Output the entries below exactly as written, omitting pictures.

Figure contents as structured data
_____
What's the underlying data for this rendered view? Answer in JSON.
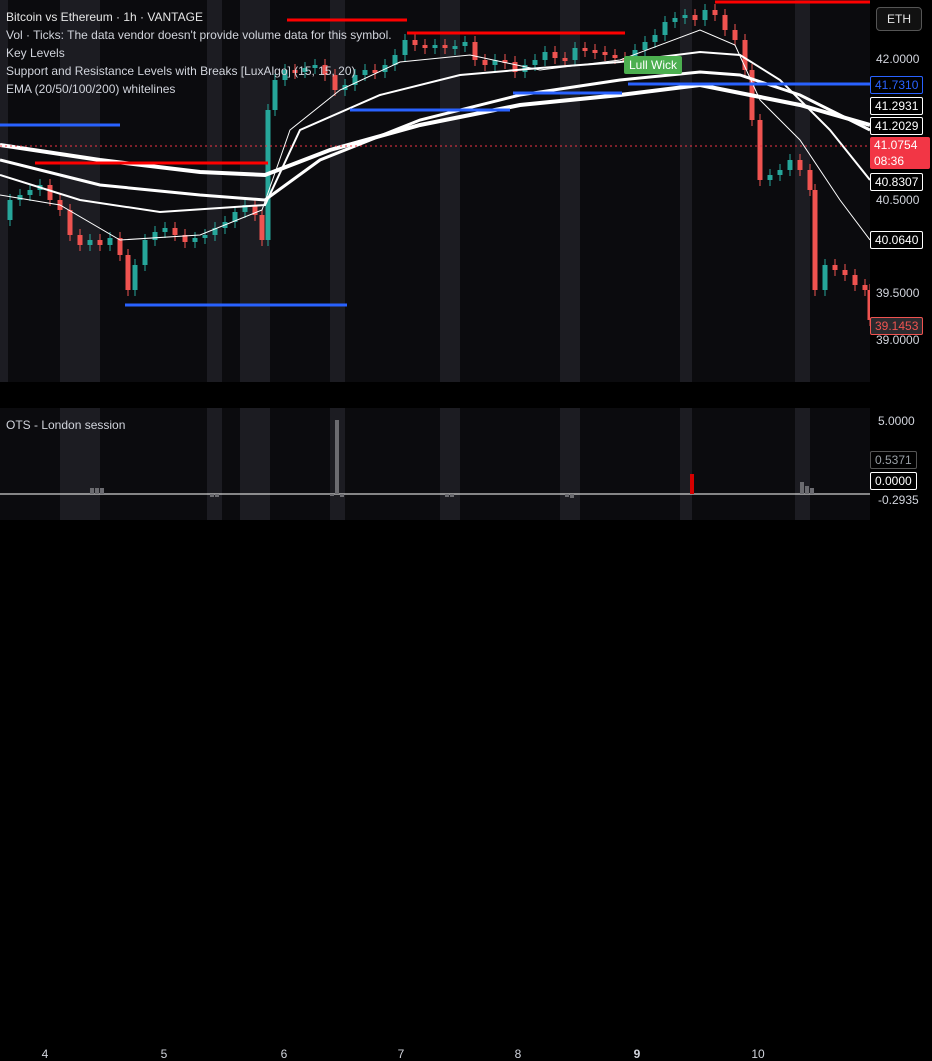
{
  "legend": {
    "title": "Bitcoin vs Ethereum · 1h · VANTAGE",
    "line1": "Vol · Ticks: The data vendor doesn't provide volume data for this symbol.",
    "line2": "Key Levels",
    "line3": " Support and Resistance Levels with Breaks [LuxAlgo] (15, 15, 20)",
    "line4": "EMA (20/50/100/200) whitelines"
  },
  "symbol_button": "ETH",
  "lull_label": "Lull Wick",
  "osc_title": "OTS - London session",
  "price_ticks": [
    "42.0000",
    "40.5000",
    "39.5000",
    "39.0000"
  ],
  "price_tags": {
    "blue_level": "41.7310",
    "ema1": "41.2931",
    "ema2": "41.2029",
    "last_price": "41.0754",
    "countdown": "08:36",
    "ema3": "40.8307",
    "ema4": "40.0640",
    "low_tag": "39.1453"
  },
  "osc_ticks": [
    "5.0000",
    "0.5371",
    "0.0000",
    "-0.2935"
  ],
  "time_ticks": [
    "4",
    "5",
    "6",
    "7",
    "8",
    "9",
    "10"
  ],
  "colors": {
    "bull": "#26a69a",
    "bear": "#ef5350",
    "resistance": "#ff0000",
    "support": "#2962ff",
    "ema": "#ffffff",
    "last_price": "#f23645"
  }
}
_____
Finished task
What's the underlying data for this rendered view? Answer in JSON.
{
  "legend": {
    "title": "Bitcoin vs Ethereum · 1h · VANTAGE",
    "line1": "Vol · Ticks: The data vendor doesn't provide volume data for this symbol.",
    "line2": "Key Levels",
    "line3": " Support and Resistance Levels with Breaks [LuxAlgo] (15, 15, 20)",
    "line4": "EMA (20/50/100/200) whitelines"
  },
  "symbol_button": "ETH",
  "lull_label": "Lull Wick",
  "osc_title": "OTS - London session",
  "price_ticks": [
    "42.0000",
    "40.5000",
    "39.5000",
    "39.0000"
  ],
  "price_tags": {
    "blue_level": "41.7310",
    "ema1": "41.2931",
    "ema2": "41.2029",
    "last_price": "41.0754",
    "countdown": "08:36",
    "ema3": "40.8307",
    "ema4": "40.0640",
    "low_tag": "39.1453"
  },
  "osc_ticks": [
    "5.0000",
    "0.5371",
    "0.0000",
    "-0.2935"
  ],
  "time_ticks": [
    "4",
    "5",
    "6",
    "7",
    "8",
    "9",
    "10"
  ],
  "colors": {
    "bull": "#26a69a",
    "bear": "#ef5350",
    "resistance": "#ff0000",
    "support": "#2962ff",
    "ema": "#ffffff",
    "last_price": "#f23645"
  }
}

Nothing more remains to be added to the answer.